**Dataset rows:**
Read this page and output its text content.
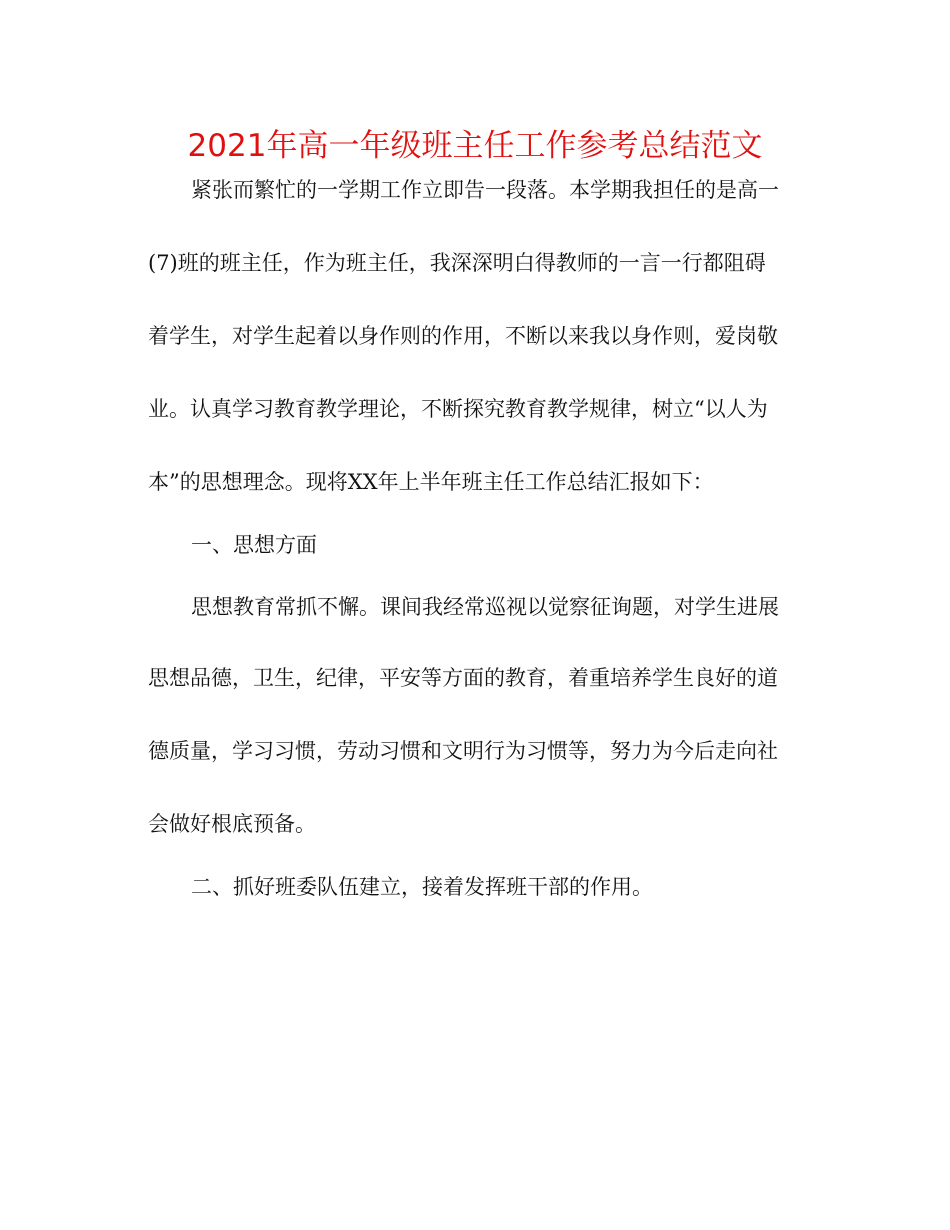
2021年高一年级班主任工作参考总结范文
紧张而繁忙的一学期工作立即告一段落。本学期我担任的是高一
(7)班的班主任，作为班主任，我深深明白得教师的一言一行都阻碍
着学生，对学生起着以身作则的作用，不断以来我以身作则，爱岗敬
业。认真学习教育教学理论，不断探究教育教学规律，树立“以人为
本”的思想理念。现将XX年上半年班主任工作总结汇报如下：
一、思想方面
思想教育常抓不懈。课间我经常巡视以觉察征询题，对学生进展
思想品德，卫生，纪律，平安等方面的教育，着重培养学生良好的道
德质量，学习习惯，劳动习惯和文明行为习惯等，努力为今后走向社
会做好根底预备。
二、抓好班委队伍建立，接着发挥班干部的作用。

**Problem description:**
Nothing in the entries should change as you copy them, except that the pictures are left out.

**Task response:**
Read this page and output its text content.
2021年高一年级班主任工作参考总结范文
紧张而繁忙的一学期工作立即告一段落。本学期我担任的是高一
(7)班的班主任，作为班主任，我深深明白得教师的一言一行都阻碍
着学生，对学生起着以身作则的作用，不断以来我以身作则，爱岗敬
业。认真学习教育教学理论，不断探究教育教学规律，树立“以人为
本”的思想理念。现将XX年上半年班主任工作总结汇报如下：
一、思想方面
思想教育常抓不懈。课间我经常巡视以觉察征询题，对学生进展
思想品德，卫生，纪律，平安等方面的教育，着重培养学生良好的道
德质量，学习习惯，劳动习惯和文明行为习惯等，努力为今后走向社
会做好根底预备。
二、抓好班委队伍建立，接着发挥班干部的作用。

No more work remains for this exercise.